Write out all of the entries that follow, word for word, but skip the pictures.

» MATERIAL FOR THE TASK:
--
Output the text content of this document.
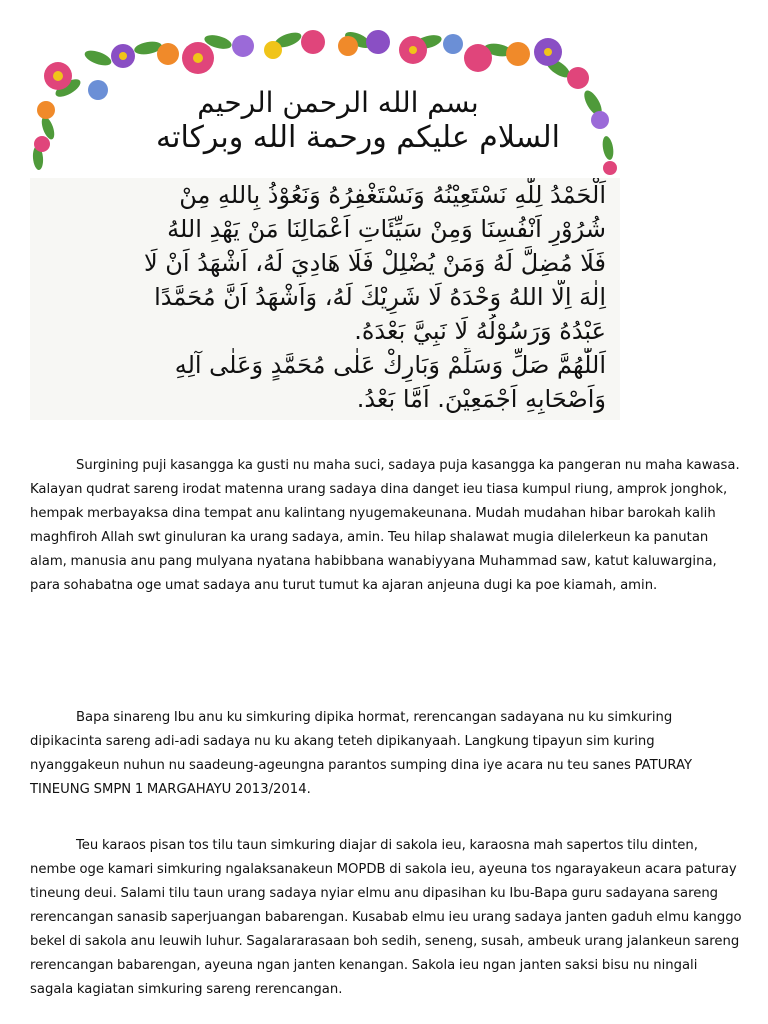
بسم الله الرحمن الرحيم
السلام عليكم ورحمة الله وبركاته
اَلْحَمْدُ لِلّٰهِ نَسْتَعِيْنُهُ وَنَسْتَغْفِرُهُ وَنَعُوْذُ بِاللهِ مِنْ
شُرُوْرِ اَنْفُسِنَا وَمِنْ سَيِّئَاتِ اَعْمَالِنَا مَنْ يَهْدِ اللهُ
فَلَا مُضِلَّ لَهُ وَمَنْ يُضْلِلْ فَلَا هَادِيَ لَهُ، اَشْهَدُ اَنْ لَا
اِلٰهَ اِلَّا اللهُ وَحْدَهُ لَا شَرِيْكَ لَهُ، وَاَشْهَدُ اَنَّ مُحَمَّدًا
عَبْدُهُ وَرَسُوْلُهُ لَا نَبِيَّ بَعْدَهُ.
اَللّٰهُمَّ صَلِّ وَسَلِّمْ وَبَارِكْ عَلٰى مُحَمَّدٍ وَعَلٰى آلِهِ
وَاَصْحَابِهِ اَجْمَعِيْنَ. اَمَّا بَعْدُ.

Surgining puji kasangga ka gusti nu maha suci, sadaya puja kasangga ka pangeran nu maha kawasa. Kalayan qudrat sareng irodat matenna urang sadaya dina danget ieu tiasa kumpul riung, amprok jonghok, hempak merbayaksa dina tempat anu kalintang nyugemakeunana. Mudah mudahan hibar barokah kalih maghfiroh Allah swt ginuluran ka urang sadaya, amin. Teu hilap shalawat mugia dilelerkeun ka panutan alam, manusia anu pang mulyana nyatana habibbana wanabiyyana Muhammad saw, katut kaluwargina, para sohabatna oge umat sadaya anu turut tumut ka ajaran anjeuna dugi ka poe kiamah, amin.

Bapa sinareng Ibu anu ku simkuring dipika hormat, rerencangan sadayana nu ku simkuring dipikacinta sareng adi-adi sadaya nu ku akang teteh dipikanyaah. Langkung tipayun sim kuring nyanggakeun nuhun nu saadeung-ageungna parantos sumping dina iye acara nu teu sanes PATURAY TINEUNG SMPN 1 MARGAHAYU 2013/2014.

Teu karaos pisan tos tilu taun simkuring diajar di sakola ieu, karaosna mah sapertos tilu dinten, nembe oge kamari simkuring ngalaksanakeun MOPDB di sakola ieu, ayeuna tos ngarayakeun acara paturay tineung deui. Salami tilu taun urang sadaya nyiar elmu anu dipasihan ku Ibu-Bapa guru sadayana sareng rerencangan sanasib saperjuangan babarengan. Kusabab elmu ieu urang sadaya janten gaduh elmu kanggo bekel di sakola anu leuwih luhur. Sagalararasaan boh sedih, seneng, susah, ambeuk urang jalankeun sareng rerencangan babarengan, ayeuna ngan janten kenangan. Sakola ieu ngan janten saksi bisu nu ningali sagala kagiatan simkuring sareng rerencangan.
--
» FINAL ANSWER:
Output the text content of this document.
بسم الله الرحمن الرحيم
السلام عليكم ورحمة الله وبركاته
اَلْحَمْدُ لِلّٰهِ نَسْتَعِيْنُهُ وَنَسْتَغْفِرُهُ وَنَعُوْذُ بِاللهِ مِنْ
شُرُوْرِ اَنْفُسِنَا وَمِنْ سَيِّئَاتِ اَعْمَالِنَا مَنْ يَهْدِ اللهُ
فَلَا مُضِلَّ لَهُ وَمَنْ يُضْلِلْ فَلَا هَادِيَ لَهُ، اَشْهَدُ اَنْ لَا
اِلٰهَ اِلَّا اللهُ وَحْدَهُ لَا شَرِيْكَ لَهُ، وَاَشْهَدُ اَنَّ مُحَمَّدًا
عَبْدُهُ وَرَسُوْلُهُ لَا نَبِيَّ بَعْدَهُ.
اَللّٰهُمَّ صَلِّ وَسَلِّمْ وَبَارِكْ عَلٰى مُحَمَّدٍ وَعَلٰى آلِهِ
وَاَصْحَابِهِ اَجْمَعِيْنَ. اَمَّا بَعْدُ.

Surgining puji kasangga ka gusti nu maha suci, sadaya puja kasangga ka pangeran nu maha kawasa. Kalayan qudrat sareng irodat matenna urang sadaya dina danget ieu tiasa kumpul riung, amprok jonghok, hempak merbayaksa dina tempat anu kalintang nyugemakeunana. Mudah mudahan hibar barokah kalih maghfiroh Allah swt ginuluran ka urang sadaya, amin. Teu hilap shalawat mugia dilelerkeun ka panutan alam, manusia anu pang mulyana nyatana habibbana wanabiyyana Muhammad saw, katut kaluwargina, para sohabatna oge umat sadaya anu turut tumut ka ajaran anjeuna dugi ka poe kiamah, amin.

Bapa sinareng Ibu anu ku simkuring dipika hormat, rerencangan sadayana nu ku simkuring dipikacinta sareng adi-adi sadaya nu ku akang teteh dipikanyaah. Langkung tipayun sim kuring nyanggakeun nuhun nu saadeung-ageungna parantos sumping dina iye acara nu teu sanes PATURAY TINEUNG SMPN 1 MARGAHAYU 2013/2014.

Teu karaos pisan tos tilu taun simkuring diajar di sakola ieu, karaosna mah sapertos tilu dinten, nembe oge kamari simkuring ngalaksanakeun MOPDB di sakola ieu, ayeuna tos ngarayakeun acara paturay tineung deui. Salami tilu taun urang sadaya nyiar elmu anu dipasihan ku Ibu-Bapa guru sadayana sareng rerencangan sanasib saperjuangan babarengan. Kusabab elmu ieu urang sadaya janten gaduh elmu kanggo bekel di sakola anu leuwih luhur. Sagalararasaan boh sedih, seneng, susah, ambeuk urang jalankeun sareng rerencangan babarengan, ayeuna ngan janten kenangan. Sakola ieu ngan janten saksi bisu nu ningali sagala kagiatan simkuring sareng rerencangan.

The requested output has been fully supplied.